TASK: Would you transcribe the entries below word for word, omitting all images?

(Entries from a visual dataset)
= = = = = = =

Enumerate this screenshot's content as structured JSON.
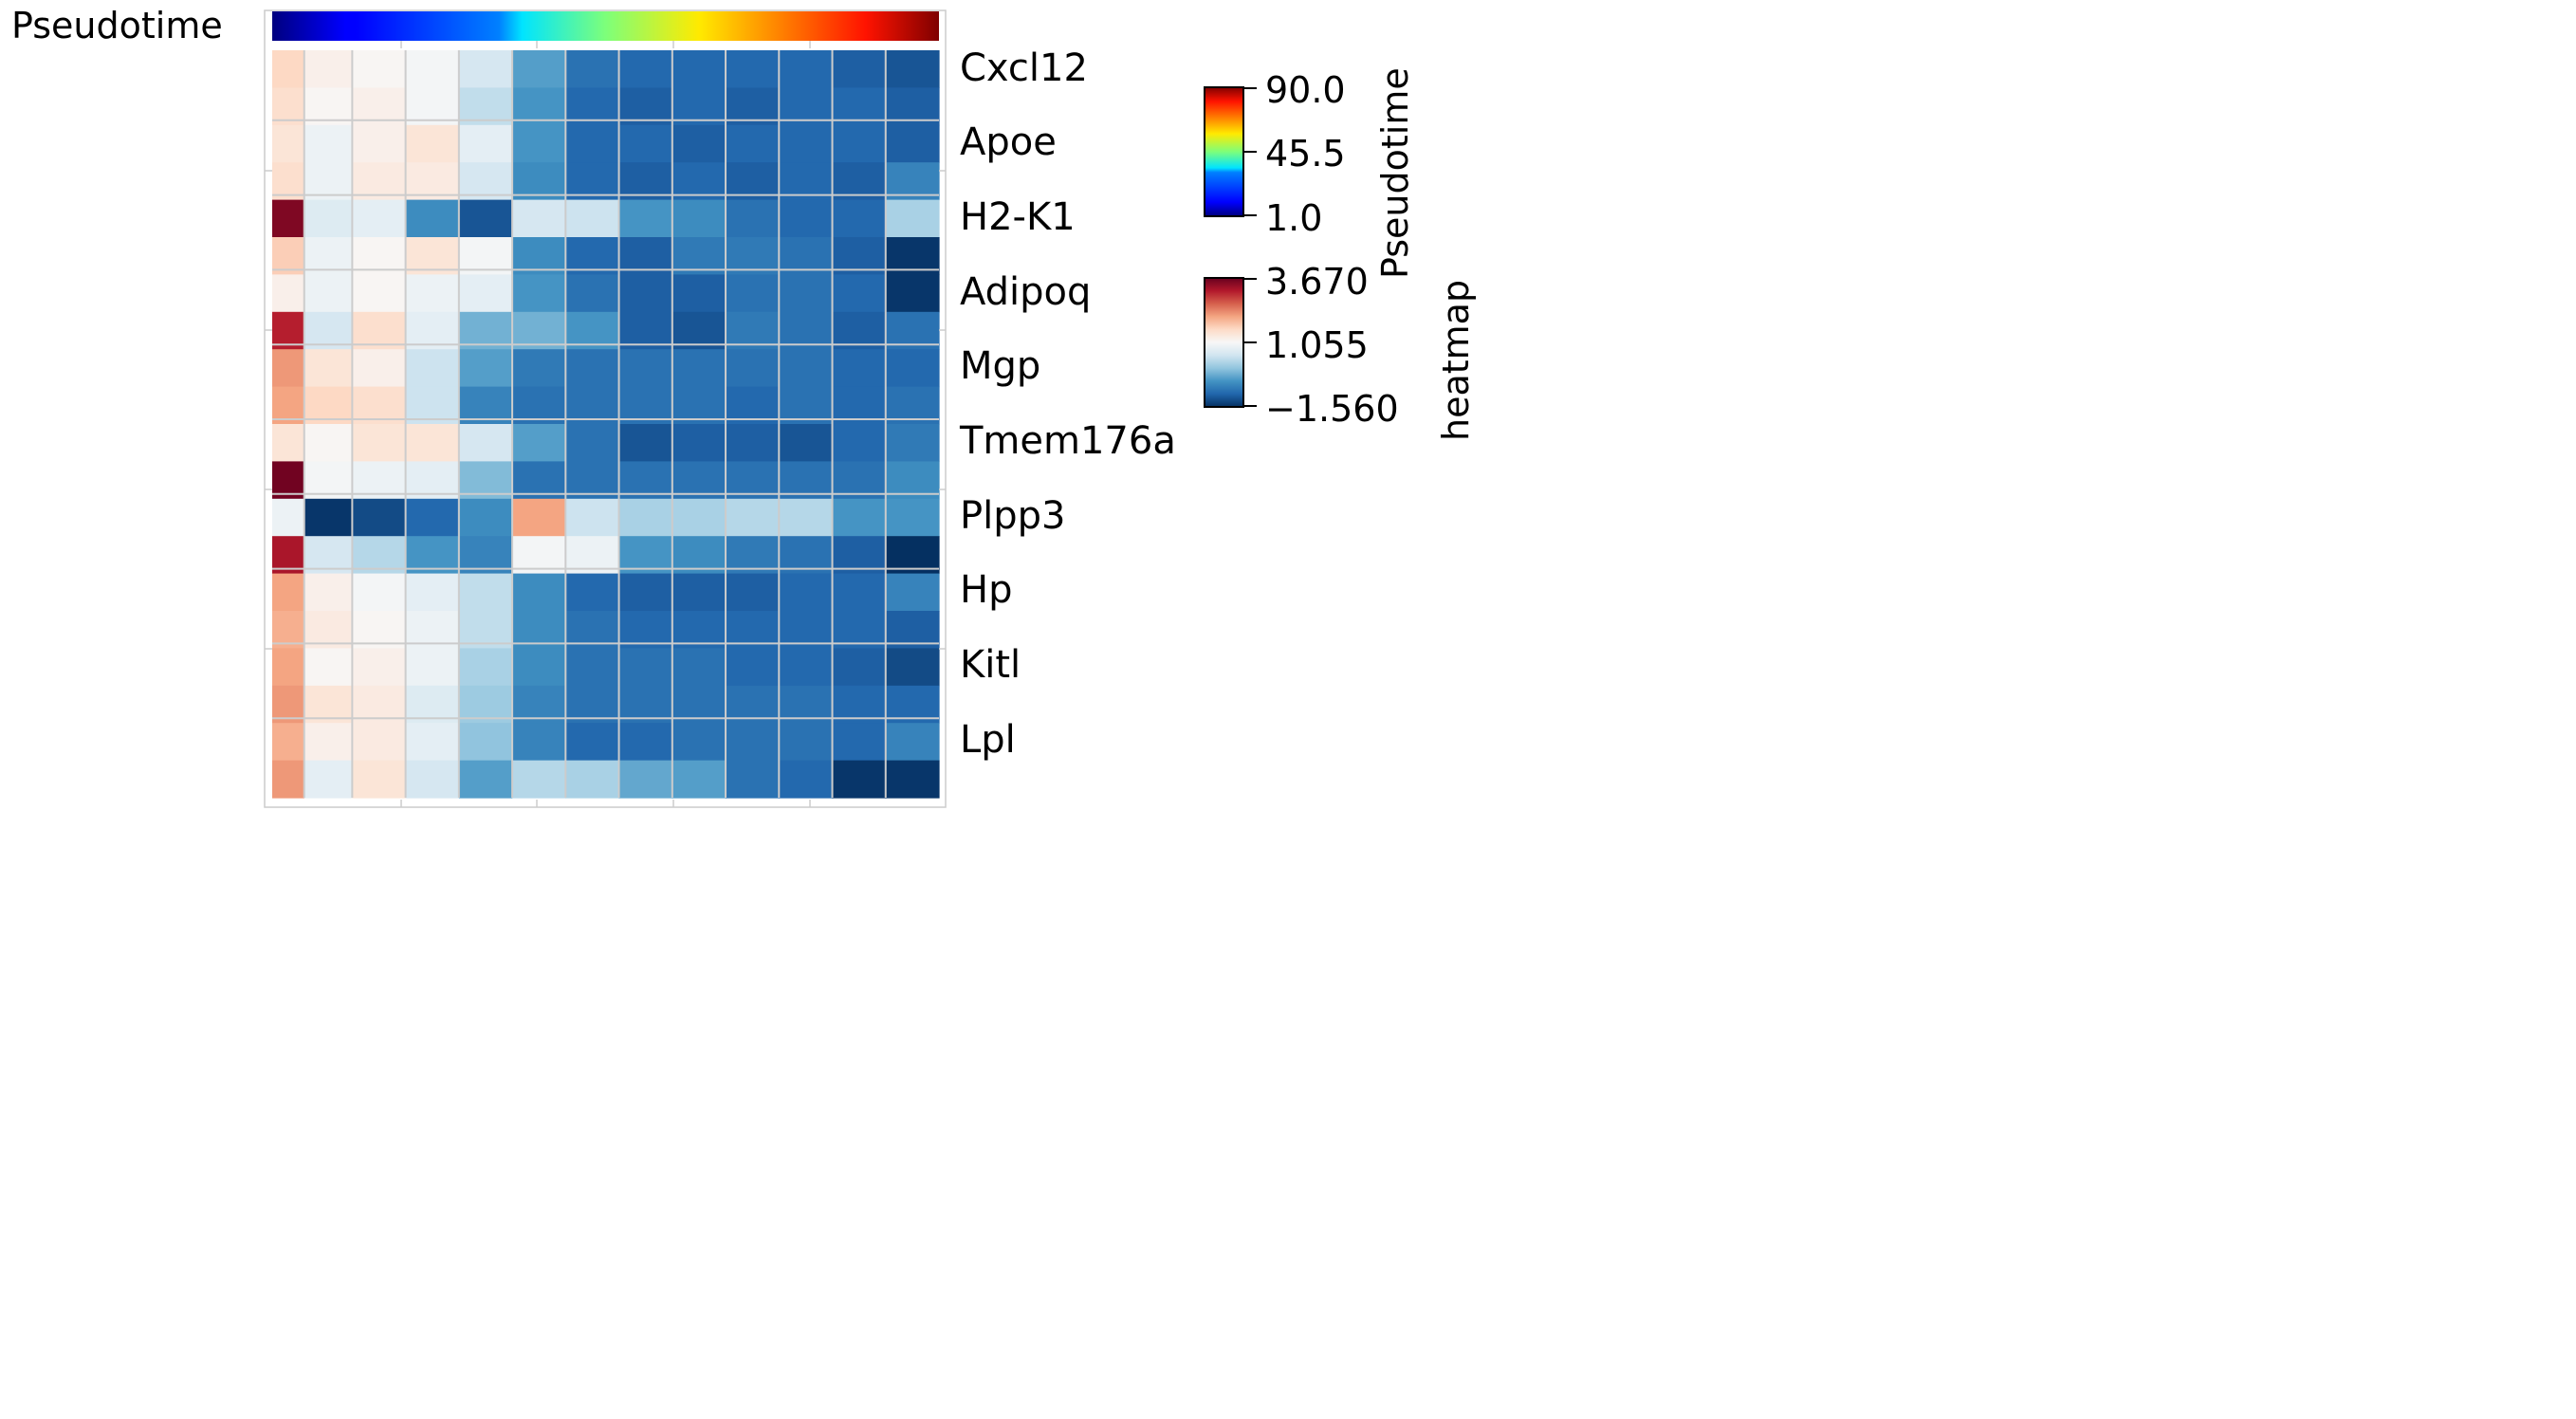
{
  "chart_data": {
    "type": "heatmap",
    "annotation_row": {
      "label": "Pseudotime",
      "colormap": "jet"
    },
    "genes": [
      "Cxcl12",
      "Apoe",
      "H2-K1",
      "Adipoq",
      "Mgp",
      "Tmem176a",
      "Plpp3",
      "Hp",
      "Kitl",
      "Lpl"
    ],
    "n_columns": 13,
    "n_rows": 20,
    "column_widths_relative": [
      0.6,
      0.9,
      1,
      1,
      1,
      1,
      1,
      1,
      1,
      1,
      1,
      1,
      1
    ],
    "values": [
      [
        1.6,
        1.2,
        1.1,
        1.0,
        0.6,
        -0.4,
        -0.9,
        -1.0,
        -1.0,
        -1.0,
        -1.0,
        -1.1,
        -1.2
      ],
      [
        1.5,
        1.1,
        1.2,
        1.0,
        0.4,
        -0.5,
        -1.0,
        -1.1,
        -1.0,
        -1.1,
        -1.0,
        -1.0,
        -1.1
      ],
      [
        1.4,
        0.9,
        1.2,
        1.4,
        0.8,
        -0.5,
        -1.0,
        -1.0,
        -1.1,
        -1.0,
        -1.0,
        -1.0,
        -1.1
      ],
      [
        1.5,
        0.9,
        1.3,
        1.3,
        0.6,
        -0.6,
        -1.0,
        -1.1,
        -1.0,
        -1.1,
        -1.0,
        -1.1,
        -0.7
      ],
      [
        3.5,
        0.7,
        0.8,
        -0.6,
        -1.2,
        0.6,
        0.5,
        -0.5,
        -0.6,
        -0.9,
        -1.0,
        -1.0,
        0.2
      ],
      [
        1.7,
        0.9,
        1.1,
        1.4,
        1.0,
        -0.6,
        -1.0,
        -1.1,
        -0.8,
        -0.8,
        -0.9,
        -1.1,
        -1.5
      ],
      [
        1.2,
        0.9,
        1.1,
        0.9,
        0.8,
        -0.5,
        -0.9,
        -1.1,
        -1.1,
        -0.9,
        -0.9,
        -1.0,
        -1.5
      ],
      [
        3.1,
        0.6,
        1.5,
        0.8,
        -0.2,
        -0.2,
        -0.5,
        -1.1,
        -1.2,
        -0.8,
        -0.9,
        -1.1,
        -0.9
      ],
      [
        2.2,
        1.4,
        1.2,
        0.5,
        -0.4,
        -0.8,
        -0.9,
        -0.9,
        -0.9,
        -0.9,
        -0.9,
        -1.0,
        -1.0
      ],
      [
        2.1,
        1.6,
        1.5,
        0.5,
        -0.7,
        -0.9,
        -0.9,
        -0.9,
        -0.9,
        -1.0,
        -0.9,
        -1.0,
        -0.9
      ],
      [
        1.4,
        1.1,
        1.4,
        1.4,
        0.6,
        -0.4,
        -0.9,
        -1.2,
        -1.1,
        -1.1,
        -1.2,
        -1.0,
        -0.8
      ],
      [
        3.6,
        1.0,
        0.9,
        0.8,
        -0.1,
        -0.9,
        -0.9,
        -0.9,
        -0.9,
        -0.9,
        -0.9,
        -0.9,
        -0.6
      ],
      [
        0.9,
        -1.5,
        -1.3,
        -1.0,
        -0.6,
        2.1,
        0.5,
        0.2,
        0.2,
        0.3,
        0.3,
        -0.5,
        -0.5
      ],
      [
        3.2,
        0.6,
        0.3,
        -0.5,
        -0.7,
        1.0,
        0.9,
        -0.5,
        -0.6,
        -0.8,
        -0.9,
        -1.1,
        -1.6
      ],
      [
        2.1,
        1.2,
        1.0,
        0.8,
        0.4,
        -0.6,
        -1.0,
        -1.1,
        -1.1,
        -1.1,
        -1.0,
        -1.0,
        -0.7
      ],
      [
        2.0,
        1.3,
        1.1,
        0.9,
        0.4,
        -0.6,
        -0.9,
        -1.0,
        -1.0,
        -1.0,
        -1.0,
        -1.0,
        -1.1
      ],
      [
        2.1,
        1.1,
        1.2,
        0.9,
        0.2,
        -0.6,
        -0.9,
        -0.9,
        -0.9,
        -1.0,
        -1.0,
        -1.1,
        -1.3
      ],
      [
        2.2,
        1.4,
        1.3,
        0.7,
        0.1,
        -0.7,
        -0.9,
        -0.9,
        -0.9,
        -0.9,
        -0.9,
        -1.0,
        -1.0
      ],
      [
        2.0,
        1.2,
        1.3,
        0.8,
        0.0,
        -0.7,
        -1.0,
        -1.0,
        -0.9,
        -0.9,
        -0.9,
        -1.0,
        -0.7
      ],
      [
        2.2,
        0.8,
        1.4,
        0.6,
        -0.4,
        0.3,
        0.2,
        -0.3,
        -0.4,
        -0.9,
        -1.0,
        -1.5,
        -1.5
      ]
    ],
    "colorbars": [
      {
        "title": "Pseudotime",
        "colormap": "jet",
        "ticks": [
          "90.0",
          "45.5",
          "1.0"
        ]
      },
      {
        "title": "heatmap",
        "colormap": "RdBu_r",
        "ticks": [
          "3.670",
          "1.055",
          "−1.560"
        ]
      }
    ],
    "vmin": -1.56,
    "vmax": 3.67
  }
}
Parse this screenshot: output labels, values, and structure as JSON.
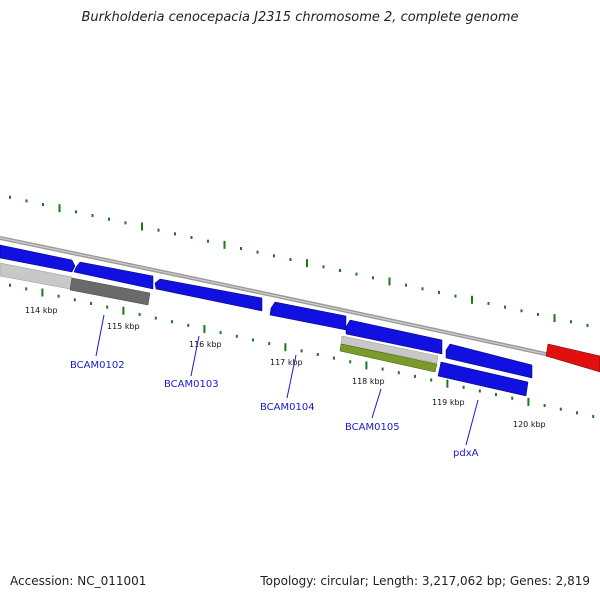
{
  "title": "Burkholderia cenocepacia J2315 chromosome 2, complete genome",
  "footer": {
    "accession": "Accession: NC_011001",
    "topology": "Topology: circular; Length: 3,217,062 bp; Genes: 2,819"
  },
  "colors": {
    "backbone": "#8c8c8c",
    "cds": "#1010e0",
    "cds_highlight": "#e01010",
    "light_grey_feature": "#c8c8c8",
    "dark_grey_feature": "#6a6a6a",
    "olive_feature": "#7a9a2a",
    "tick": "#1a7a1a",
    "gene_label": "#1a1acc"
  },
  "ticks": [
    {
      "label": "114 kbp"
    },
    {
      "label": "115 kbp"
    },
    {
      "label": "116 kbp"
    },
    {
      "label": "117 kbp"
    },
    {
      "label": "118 kbp"
    },
    {
      "label": "119 kbp"
    },
    {
      "label": "120 kbp"
    }
  ],
  "gene_labels": [
    {
      "label": "BCAM0102"
    },
    {
      "label": "BCAM0103"
    },
    {
      "label": "BCAM0104"
    },
    {
      "label": "BCAM0105"
    },
    {
      "label": "pdxA"
    }
  ]
}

= = = = = = =

PROBLEM SOLUTION:
Enumerate this screenshot's content as structured JSON.
{
  "chart_data": {
    "type": "heatmap",
    "annotation_row": {
      "label": "Pseudotime",
      "colormap": "jet"
    },
    "genes": [
      "Cxcl12",
      "Apoe",
      "H2-K1",
      "Adipoq",
      "Mgp",
      "Tmem176a",
      "Plpp3",
      "Hp",
      "Kitl",
      "Lpl"
    ],
    "n_columns": 13,
    "n_rows": 20,
    "column_widths_relative": [
      0.6,
      0.9,
      1,
      1,
      1,
      1,
      1,
      1,
      1,
      1,
      1,
      1,
      1
    ],
    "values": [
      [
        1.6,
        1.2,
        1.1,
        1.0,
        0.6,
        -0.4,
        -0.9,
        -1.0,
        -1.0,
        -1.0,
        -1.0,
        -1.1,
        -1.2
      ],
      [
        1.5,
        1.1,
        1.2,
        1.0,
        0.4,
        -0.5,
        -1.0,
        -1.1,
        -1.0,
        -1.1,
        -1.0,
        -1.0,
        -1.1
      ],
      [
        1.4,
        0.9,
        1.2,
        1.4,
        0.8,
        -0.5,
        -1.0,
        -1.0,
        -1.1,
        -1.0,
        -1.0,
        -1.0,
        -1.1
      ],
      [
        1.5,
        0.9,
        1.3,
        1.3,
        0.6,
        -0.6,
        -1.0,
        -1.1,
        -1.0,
        -1.1,
        -1.0,
        -1.1,
        -0.7
      ],
      [
        3.5,
        0.7,
        0.8,
        -0.6,
        -1.2,
        0.6,
        0.5,
        -0.5,
        -0.6,
        -0.9,
        -1.0,
        -1.0,
        0.2
      ],
      [
        1.7,
        0.9,
        1.1,
        1.4,
        1.0,
        -0.6,
        -1.0,
        -1.1,
        -0.8,
        -0.8,
        -0.9,
        -1.1,
        -1.5
      ],
      [
        1.2,
        0.9,
        1.1,
        0.9,
        0.8,
        -0.5,
        -0.9,
        -1.1,
        -1.1,
        -0.9,
        -0.9,
        -1.0,
        -1.5
      ],
      [
        3.1,
        0.6,
        1.5,
        0.8,
        -0.2,
        -0.2,
        -0.5,
        -1.1,
        -1.2,
        -0.8,
        -0.9,
        -1.1,
        -0.9
      ],
      [
        2.2,
        1.4,
        1.2,
        0.5,
        -0.4,
        -0.8,
        -0.9,
        -0.9,
        -0.9,
        -0.9,
        -0.9,
        -1.0,
        -1.0
      ],
      [
        2.1,
        1.6,
        1.5,
        0.5,
        -0.7,
        -0.9,
        -0.9,
        -0.9,
        -0.9,
        -1.0,
        -0.9,
        -1.0,
        -0.9
      ],
      [
        1.4,
        1.1,
        1.4,
        1.4,
        0.6,
        -0.4,
        -0.9,
        -1.2,
        -1.1,
        -1.1,
        -1.2,
        -1.0,
        -0.8
      ],
      [
        3.6,
        1.0,
        0.9,
        0.8,
        -0.1,
        -0.9,
        -0.9,
        -0.9,
        -0.9,
        -0.9,
        -0.9,
        -0.9,
        -0.6
      ],
      [
        0.9,
        -1.5,
        -1.3,
        -1.0,
        -0.6,
        2.1,
        0.5,
        0.2,
        0.2,
        0.3,
        0.3,
        -0.5,
        -0.5
      ],
      [
        3.2,
        0.6,
        0.3,
        -0.5,
        -0.7,
        1.0,
        0.9,
        -0.5,
        -0.6,
        -0.8,
        -0.9,
        -1.1,
        -1.6
      ],
      [
        2.1,
        1.2,
        1.0,
        0.8,
        0.4,
        -0.6,
        -1.0,
        -1.1,
        -1.1,
        -1.1,
        -1.0,
        -1.0,
        -0.7
      ],
      [
        2.0,
        1.3,
        1.1,
        0.9,
        0.4,
        -0.6,
        -0.9,
        -1.0,
        -1.0,
        -1.0,
        -1.0,
        -1.0,
        -1.1
      ],
      [
        2.1,
        1.1,
        1.2,
        0.9,
        0.2,
        -0.6,
        -0.9,
        -0.9,
        -0.9,
        -1.0,
        -1.0,
        -1.1,
        -1.3
      ],
      [
        2.2,
        1.4,
        1.3,
        0.7,
        0.1,
        -0.7,
        -0.9,
        -0.9,
        -0.9,
        -0.9,
        -0.9,
        -1.0,
        -1.0
      ],
      [
        2.0,
        1.2,
        1.3,
        0.8,
        0.0,
        -0.7,
        -1.0,
        -1.0,
        -0.9,
        -0.9,
        -0.9,
        -1.0,
        -0.7
      ],
      [
        2.2,
        0.8,
        1.4,
        0.6,
        -0.4,
        0.3,
        0.2,
        -0.3,
        -0.4,
        -0.9,
        -1.0,
        -1.5,
        -1.5
      ]
    ],
    "colorbars": [
      {
        "title": "Pseudotime",
        "colormap": "jet",
        "ticks": [
          "90.0",
          "45.5",
          "1.0"
        ]
      },
      {
        "title": "heatmap",
        "colormap": "RdBu_r",
        "ticks": [
          "3.670",
          "1.055",
          "−1.560"
        ]
      }
    ],
    "vmin": -1.56,
    "vmax": 3.67
  }
}
Parse this screenshot: output labels, values, and structure as JSON.
{
  "title": "Burkholderia cenocepacia J2315 chromosome 2, complete genome",
  "footer": {
    "accession": "Accession: NC_011001",
    "topology": "Topology: circular; Length: 3,217,062 bp; Genes: 2,819"
  },
  "colors": {
    "backbone": "#8c8c8c",
    "cds": "#1010e0",
    "cds_highlight": "#e01010",
    "light_grey_feature": "#c8c8c8",
    "dark_grey_feature": "#6a6a6a",
    "olive_feature": "#7a9a2a",
    "tick": "#1a7a1a",
    "gene_label": "#1a1acc"
  },
  "ticks": [
    {
      "label": "114 kbp"
    },
    {
      "label": "115 kbp"
    },
    {
      "label": "116 kbp"
    },
    {
      "label": "117 kbp"
    },
    {
      "label": "118 kbp"
    },
    {
      "label": "119 kbp"
    },
    {
      "label": "120 kbp"
    }
  ],
  "gene_labels": [
    {
      "label": "BCAM0102"
    },
    {
      "label": "BCAM0103"
    },
    {
      "label": "BCAM0104"
    },
    {
      "label": "BCAM0105"
    },
    {
      "label": "pdxA"
    }
  ]
}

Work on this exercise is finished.